YOUR GOAL:
Quote, without change, all of the lines that follow.

GIVEN RECORDS:
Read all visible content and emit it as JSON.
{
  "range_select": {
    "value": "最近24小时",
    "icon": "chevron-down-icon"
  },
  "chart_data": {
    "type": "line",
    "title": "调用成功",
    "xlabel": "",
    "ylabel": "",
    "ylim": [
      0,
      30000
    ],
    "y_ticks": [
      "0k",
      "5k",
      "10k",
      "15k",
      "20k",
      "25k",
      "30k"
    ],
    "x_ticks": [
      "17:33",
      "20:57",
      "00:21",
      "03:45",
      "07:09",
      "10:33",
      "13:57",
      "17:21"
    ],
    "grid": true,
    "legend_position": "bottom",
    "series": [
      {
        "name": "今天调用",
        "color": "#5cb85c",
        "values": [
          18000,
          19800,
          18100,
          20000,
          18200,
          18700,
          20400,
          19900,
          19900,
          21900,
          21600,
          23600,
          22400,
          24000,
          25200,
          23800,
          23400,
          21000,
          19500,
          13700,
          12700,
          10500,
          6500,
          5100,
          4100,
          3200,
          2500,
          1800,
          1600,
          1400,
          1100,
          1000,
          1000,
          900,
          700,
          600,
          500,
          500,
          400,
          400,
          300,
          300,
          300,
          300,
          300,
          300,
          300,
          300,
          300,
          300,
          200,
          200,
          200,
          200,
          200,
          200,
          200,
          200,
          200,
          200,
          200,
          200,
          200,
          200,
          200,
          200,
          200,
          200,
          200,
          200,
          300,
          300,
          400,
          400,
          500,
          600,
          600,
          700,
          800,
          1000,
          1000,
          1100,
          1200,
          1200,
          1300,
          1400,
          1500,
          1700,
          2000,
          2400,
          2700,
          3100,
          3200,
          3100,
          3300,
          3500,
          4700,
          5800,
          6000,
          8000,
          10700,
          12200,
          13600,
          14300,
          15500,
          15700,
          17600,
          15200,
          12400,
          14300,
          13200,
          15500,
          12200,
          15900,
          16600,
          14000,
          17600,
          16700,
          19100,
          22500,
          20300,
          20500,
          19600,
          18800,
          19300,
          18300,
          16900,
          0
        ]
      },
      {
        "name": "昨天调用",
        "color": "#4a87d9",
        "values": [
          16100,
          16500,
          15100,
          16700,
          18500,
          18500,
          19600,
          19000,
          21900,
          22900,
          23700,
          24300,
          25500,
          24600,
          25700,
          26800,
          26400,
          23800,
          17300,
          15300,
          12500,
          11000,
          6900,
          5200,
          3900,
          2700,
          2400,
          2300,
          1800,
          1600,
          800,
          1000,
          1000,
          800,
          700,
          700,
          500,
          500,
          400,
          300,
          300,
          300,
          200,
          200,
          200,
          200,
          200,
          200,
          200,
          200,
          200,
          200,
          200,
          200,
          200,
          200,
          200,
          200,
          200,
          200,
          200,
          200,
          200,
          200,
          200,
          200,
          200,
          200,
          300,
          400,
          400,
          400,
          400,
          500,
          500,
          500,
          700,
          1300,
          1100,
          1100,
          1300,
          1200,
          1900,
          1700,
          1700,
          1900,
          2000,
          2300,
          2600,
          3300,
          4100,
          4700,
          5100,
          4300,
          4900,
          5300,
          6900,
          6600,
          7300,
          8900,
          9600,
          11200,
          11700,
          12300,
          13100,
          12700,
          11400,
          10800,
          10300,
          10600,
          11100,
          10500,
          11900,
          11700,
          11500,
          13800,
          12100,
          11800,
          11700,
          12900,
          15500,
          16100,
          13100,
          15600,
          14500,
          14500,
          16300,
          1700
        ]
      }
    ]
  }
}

THE RESPONSE:
Read all visible content and emit it as JSON.
{
  "range_select": {
    "value": "最近24小时",
    "icon": "chevron-down-icon"
  },
  "chart_data": {
    "type": "line",
    "title": "调用成功",
    "xlabel": "",
    "ylabel": "",
    "ylim": [
      0,
      30000
    ],
    "y_ticks": [
      "0k",
      "5k",
      "10k",
      "15k",
      "20k",
      "25k",
      "30k"
    ],
    "x_ticks": [
      "17:33",
      "20:57",
      "00:21",
      "03:45",
      "07:09",
      "10:33",
      "13:57",
      "17:21"
    ],
    "grid": true,
    "legend_position": "bottom",
    "series": [
      {
        "name": "今天调用",
        "color": "#5cb85c",
        "values": [
          18000,
          19800,
          18100,
          20000,
          18200,
          18700,
          20400,
          19900,
          19900,
          21900,
          21600,
          23600,
          22400,
          24000,
          25200,
          23800,
          23400,
          21000,
          19500,
          13700,
          12700,
          10500,
          6500,
          5100,
          4100,
          3200,
          2500,
          1800,
          1600,
          1400,
          1100,
          1000,
          1000,
          900,
          700,
          600,
          500,
          500,
          400,
          400,
          300,
          300,
          300,
          300,
          300,
          300,
          300,
          300,
          300,
          300,
          200,
          200,
          200,
          200,
          200,
          200,
          200,
          200,
          200,
          200,
          200,
          200,
          200,
          200,
          200,
          200,
          200,
          200,
          200,
          200,
          300,
          300,
          400,
          400,
          500,
          600,
          600,
          700,
          800,
          1000,
          1000,
          1100,
          1200,
          1200,
          1300,
          1400,
          1500,
          1700,
          2000,
          2400,
          2700,
          3100,
          3200,
          3100,
          3300,
          3500,
          4700,
          5800,
          6000,
          8000,
          10700,
          12200,
          13600,
          14300,
          15500,
          15700,
          17600,
          15200,
          12400,
          14300,
          13200,
          15500,
          12200,
          15900,
          16600,
          14000,
          17600,
          16700,
          19100,
          22500,
          20300,
          20500,
          19600,
          18800,
          19300,
          18300,
          16900,
          0
        ]
      },
      {
        "name": "昨天调用",
        "color": "#4a87d9",
        "values": [
          16100,
          16500,
          15100,
          16700,
          18500,
          18500,
          19600,
          19000,
          21900,
          22900,
          23700,
          24300,
          25500,
          24600,
          25700,
          26800,
          26400,
          23800,
          17300,
          15300,
          12500,
          11000,
          6900,
          5200,
          3900,
          2700,
          2400,
          2300,
          1800,
          1600,
          800,
          1000,
          1000,
          800,
          700,
          700,
          500,
          500,
          400,
          300,
          300,
          300,
          200,
          200,
          200,
          200,
          200,
          200,
          200,
          200,
          200,
          200,
          200,
          200,
          200,
          200,
          200,
          200,
          200,
          200,
          200,
          200,
          200,
          200,
          200,
          200,
          200,
          200,
          300,
          400,
          400,
          400,
          400,
          500,
          500,
          500,
          700,
          1300,
          1100,
          1100,
          1300,
          1200,
          1900,
          1700,
          1700,
          1900,
          2000,
          2300,
          2600,
          3300,
          4100,
          4700,
          5100,
          4300,
          4900,
          5300,
          6900,
          6600,
          7300,
          8900,
          9600,
          11200,
          11700,
          12300,
          13100,
          12700,
          11400,
          10800,
          10300,
          10600,
          11100,
          10500,
          11900,
          11700,
          11500,
          13800,
          12100,
          11800,
          11700,
          12900,
          15500,
          16100,
          13100,
          15600,
          14500,
          14500,
          16300,
          1700
        ]
      }
    ]
  }
}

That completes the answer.